Your task is to output the listing word for word, with pictures excluded.

_ _ _

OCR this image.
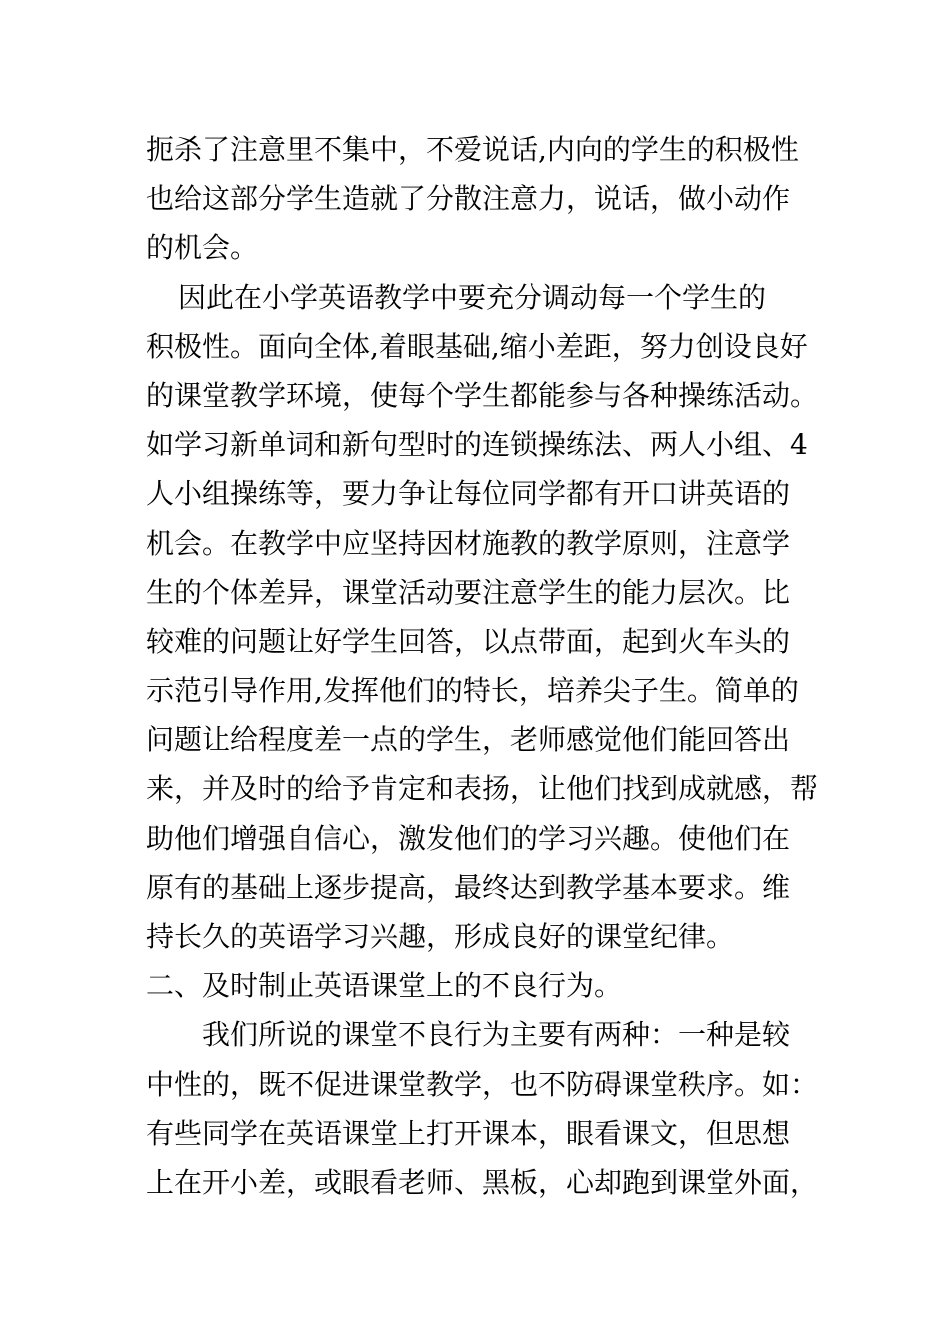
扼杀了注意里不集中，不爱说话,内向的学生的积极性
也给这部分学生造就了分散注意力，说话，做小动作
的机会。
因此在小学英语教学中要充分调动每一个学生的
积极性。面向全体,着眼基础,缩小差距，努力创设良好
的课堂教学环境，使每个学生都能参与各种操练活动。
如学习新单词和新句型时的连锁操练法、两人小组、4
人小组操练等，要力争让每位同学都有开口讲英语的
机会。在教学中应坚持因材施教的教学原则，注意学
生的个体差异，课堂活动要注意学生的能力层次。比
较难的问题让好学生回答，以点带面，起到火车头的
示范引导作用,发挥他们的特长，培养尖子生。简单的
问题让给程度差一点的学生，老师感觉他们能回答出
来，并及时的给予肯定和表扬，让他们找到成就感，帮
助他们增强自信心，激发他们的学习兴趣。使他们在
原有的基础上逐步提高，最终达到教学基本要求。维
持长久的英语学习兴趣，形成良好的课堂纪律。
二、及时制止英语课堂上的不良行为。
我们所说的课堂不良行为主要有两种：一种是较
中性的，既不促进课堂教学，也不防碍课堂秩序。如：
有些同学在英语课堂上打开课本，眼看课文，但思想
上在开小差，或眼看老师、黑板，心却跑到课堂外面，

_ _ _

Output for this exercise —
OCR this image.
扼杀了注意里不集中，不爱说话,内向的学生的积极性
也给这部分学生造就了分散注意力，说话，做小动作
的机会。
因此在小学英语教学中要充分调动每一个学生的
积极性。面向全体,着眼基础,缩小差距，努力创设良好
的课堂教学环境，使每个学生都能参与各种操练活动。
如学习新单词和新句型时的连锁操练法、两人小组、4
人小组操练等，要力争让每位同学都有开口讲英语的
机会。在教学中应坚持因材施教的教学原则，注意学
生的个体差异，课堂活动要注意学生的能力层次。比
较难的问题让好学生回答，以点带面，起到火车头的
示范引导作用,发挥他们的特长，培养尖子生。简单的
问题让给程度差一点的学生，老师感觉他们能回答出
来，并及时的给予肯定和表扬，让他们找到成就感，帮
助他们增强自信心，激发他们的学习兴趣。使他们在
原有的基础上逐步提高，最终达到教学基本要求。维
持长久的英语学习兴趣，形成良好的课堂纪律。
二、及时制止英语课堂上的不良行为。
我们所说的课堂不良行为主要有两种：一种是较
中性的，既不促进课堂教学，也不防碍课堂秩序。如：
有些同学在英语课堂上打开课本，眼看课文，但思想
上在开小差，或眼看老师、黑板，心却跑到课堂外面，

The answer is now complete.